Extracted records:
-=-=-=-=-
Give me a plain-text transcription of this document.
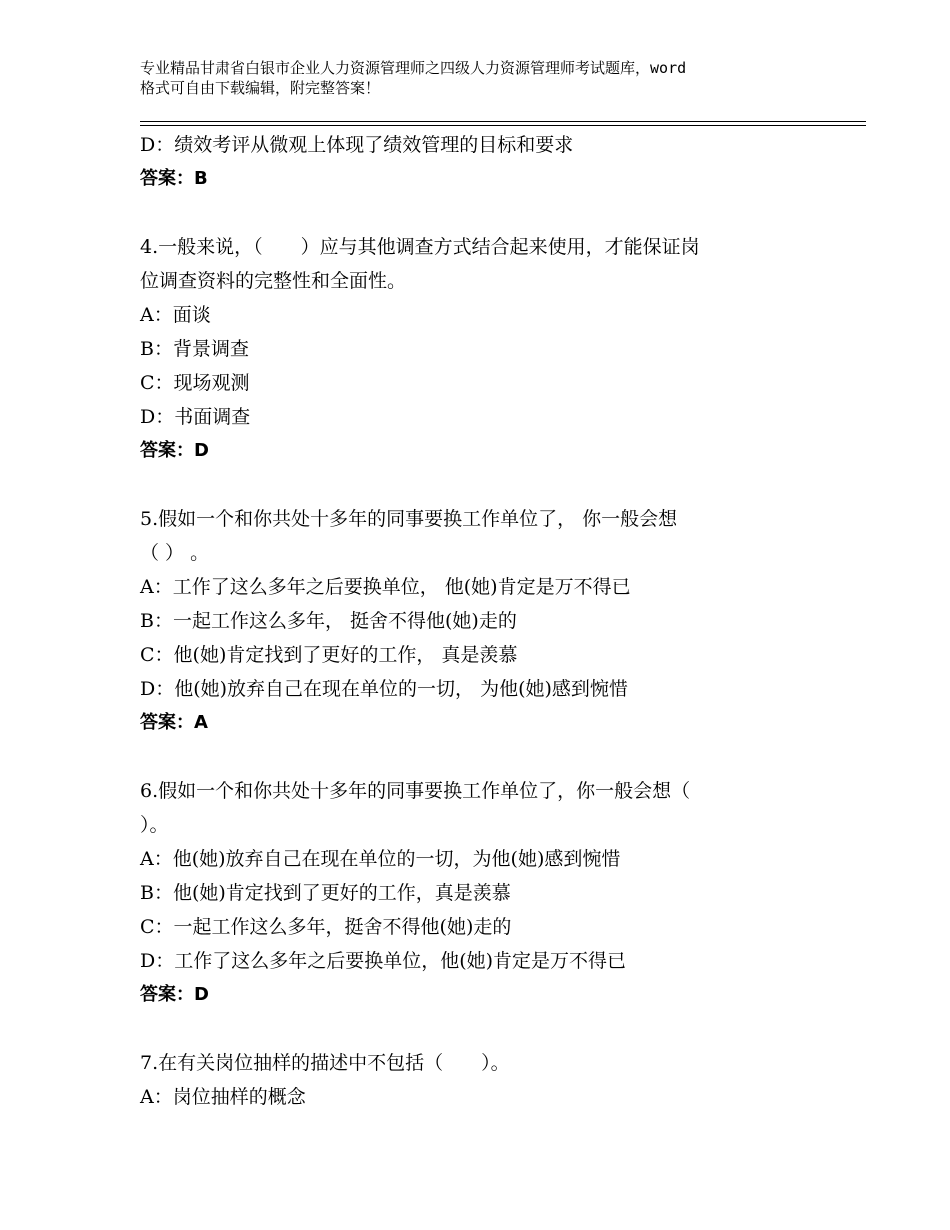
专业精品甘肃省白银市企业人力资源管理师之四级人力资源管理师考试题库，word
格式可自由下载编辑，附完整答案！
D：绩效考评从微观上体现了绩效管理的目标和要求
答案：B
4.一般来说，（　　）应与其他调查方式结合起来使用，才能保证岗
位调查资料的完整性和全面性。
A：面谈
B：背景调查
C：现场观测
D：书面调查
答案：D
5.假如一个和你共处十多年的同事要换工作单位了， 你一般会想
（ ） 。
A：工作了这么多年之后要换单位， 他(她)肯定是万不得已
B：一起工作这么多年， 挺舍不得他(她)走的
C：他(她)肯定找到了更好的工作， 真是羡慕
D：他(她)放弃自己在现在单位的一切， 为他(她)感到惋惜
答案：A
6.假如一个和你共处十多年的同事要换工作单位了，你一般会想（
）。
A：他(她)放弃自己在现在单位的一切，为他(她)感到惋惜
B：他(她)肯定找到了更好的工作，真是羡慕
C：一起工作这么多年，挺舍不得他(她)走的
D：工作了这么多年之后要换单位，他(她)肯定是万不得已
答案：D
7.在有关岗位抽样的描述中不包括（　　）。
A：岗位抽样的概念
-=-=-=-=-
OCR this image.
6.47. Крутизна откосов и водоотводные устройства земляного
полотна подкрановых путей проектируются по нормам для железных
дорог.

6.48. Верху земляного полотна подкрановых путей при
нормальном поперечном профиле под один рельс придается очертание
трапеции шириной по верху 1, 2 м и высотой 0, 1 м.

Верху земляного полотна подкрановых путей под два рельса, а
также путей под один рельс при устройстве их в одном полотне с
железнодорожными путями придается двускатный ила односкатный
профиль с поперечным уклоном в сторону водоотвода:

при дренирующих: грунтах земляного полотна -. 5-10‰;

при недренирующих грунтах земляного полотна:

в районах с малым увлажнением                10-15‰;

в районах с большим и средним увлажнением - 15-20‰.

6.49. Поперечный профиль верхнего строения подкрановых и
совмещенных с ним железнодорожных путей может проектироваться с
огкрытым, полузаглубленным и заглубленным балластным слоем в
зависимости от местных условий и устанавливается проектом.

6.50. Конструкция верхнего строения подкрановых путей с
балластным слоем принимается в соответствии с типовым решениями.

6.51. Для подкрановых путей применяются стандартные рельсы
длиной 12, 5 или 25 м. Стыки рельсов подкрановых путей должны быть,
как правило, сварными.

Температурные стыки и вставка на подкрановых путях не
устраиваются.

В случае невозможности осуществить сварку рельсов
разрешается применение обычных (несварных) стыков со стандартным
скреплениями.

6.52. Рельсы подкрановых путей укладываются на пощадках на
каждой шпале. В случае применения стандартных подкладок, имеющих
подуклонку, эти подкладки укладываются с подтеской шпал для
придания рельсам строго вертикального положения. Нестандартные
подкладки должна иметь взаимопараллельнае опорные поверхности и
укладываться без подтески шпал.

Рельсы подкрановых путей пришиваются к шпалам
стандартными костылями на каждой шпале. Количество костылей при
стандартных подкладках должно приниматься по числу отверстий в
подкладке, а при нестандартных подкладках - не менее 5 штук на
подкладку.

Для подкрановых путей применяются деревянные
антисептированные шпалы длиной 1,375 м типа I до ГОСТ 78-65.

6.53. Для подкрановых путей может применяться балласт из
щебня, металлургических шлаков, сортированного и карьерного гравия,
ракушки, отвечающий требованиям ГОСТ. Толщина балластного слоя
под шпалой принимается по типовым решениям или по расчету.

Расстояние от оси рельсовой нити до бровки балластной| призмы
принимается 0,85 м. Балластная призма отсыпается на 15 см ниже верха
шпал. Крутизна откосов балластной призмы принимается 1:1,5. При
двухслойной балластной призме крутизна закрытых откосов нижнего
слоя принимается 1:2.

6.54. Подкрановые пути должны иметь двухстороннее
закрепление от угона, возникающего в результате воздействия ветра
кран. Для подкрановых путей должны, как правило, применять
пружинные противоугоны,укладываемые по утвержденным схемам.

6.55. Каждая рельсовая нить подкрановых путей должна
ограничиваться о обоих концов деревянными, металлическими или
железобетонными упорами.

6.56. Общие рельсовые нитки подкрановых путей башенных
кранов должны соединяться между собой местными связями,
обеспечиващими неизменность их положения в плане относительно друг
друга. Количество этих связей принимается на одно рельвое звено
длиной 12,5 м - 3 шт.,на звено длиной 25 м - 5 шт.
-=-=-=-=-
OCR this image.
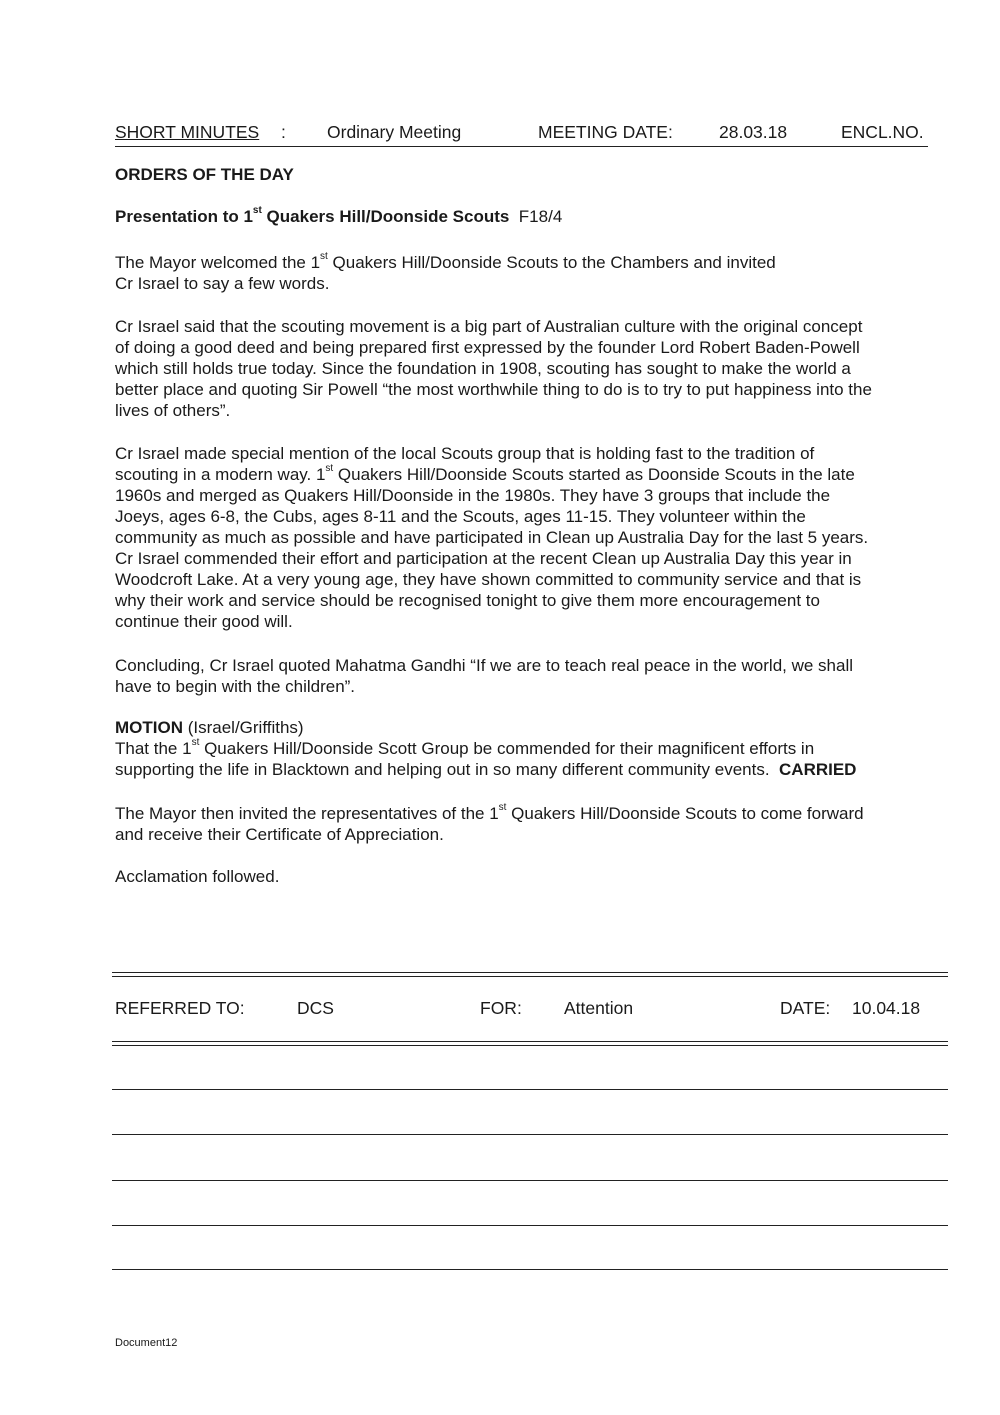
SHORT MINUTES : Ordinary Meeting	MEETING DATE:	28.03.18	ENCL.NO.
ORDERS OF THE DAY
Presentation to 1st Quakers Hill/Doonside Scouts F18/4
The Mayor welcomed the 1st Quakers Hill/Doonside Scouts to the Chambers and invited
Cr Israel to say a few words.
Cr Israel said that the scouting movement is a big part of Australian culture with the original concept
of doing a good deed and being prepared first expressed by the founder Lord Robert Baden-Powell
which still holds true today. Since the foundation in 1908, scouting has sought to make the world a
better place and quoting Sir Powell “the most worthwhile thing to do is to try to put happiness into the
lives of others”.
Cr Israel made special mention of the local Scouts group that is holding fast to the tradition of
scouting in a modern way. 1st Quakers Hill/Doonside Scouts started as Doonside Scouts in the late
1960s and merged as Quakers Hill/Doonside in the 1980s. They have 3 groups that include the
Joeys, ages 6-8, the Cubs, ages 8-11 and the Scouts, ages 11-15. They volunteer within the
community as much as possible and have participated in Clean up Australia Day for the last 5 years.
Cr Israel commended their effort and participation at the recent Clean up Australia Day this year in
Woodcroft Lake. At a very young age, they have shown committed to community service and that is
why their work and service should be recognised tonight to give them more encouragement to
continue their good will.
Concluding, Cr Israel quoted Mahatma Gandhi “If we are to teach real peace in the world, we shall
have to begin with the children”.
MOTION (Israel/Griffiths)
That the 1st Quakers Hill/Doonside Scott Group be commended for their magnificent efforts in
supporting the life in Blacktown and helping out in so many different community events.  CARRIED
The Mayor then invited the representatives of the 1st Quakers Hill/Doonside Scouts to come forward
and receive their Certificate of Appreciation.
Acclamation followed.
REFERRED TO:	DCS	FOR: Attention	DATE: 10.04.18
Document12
-=-=-=-=-
What the task asks:
From the entries above, return each line with the word "должны" in it.

The output:
длиной 12, 5 или 25 м. Стыки рельсов подкрановых путей должны быть,
6.54. Подкрановые пути должны иметь двухстороннее
кран. Для подкрановых путей должны, как правило, применять
кранов должны соединяться между собой местными связями,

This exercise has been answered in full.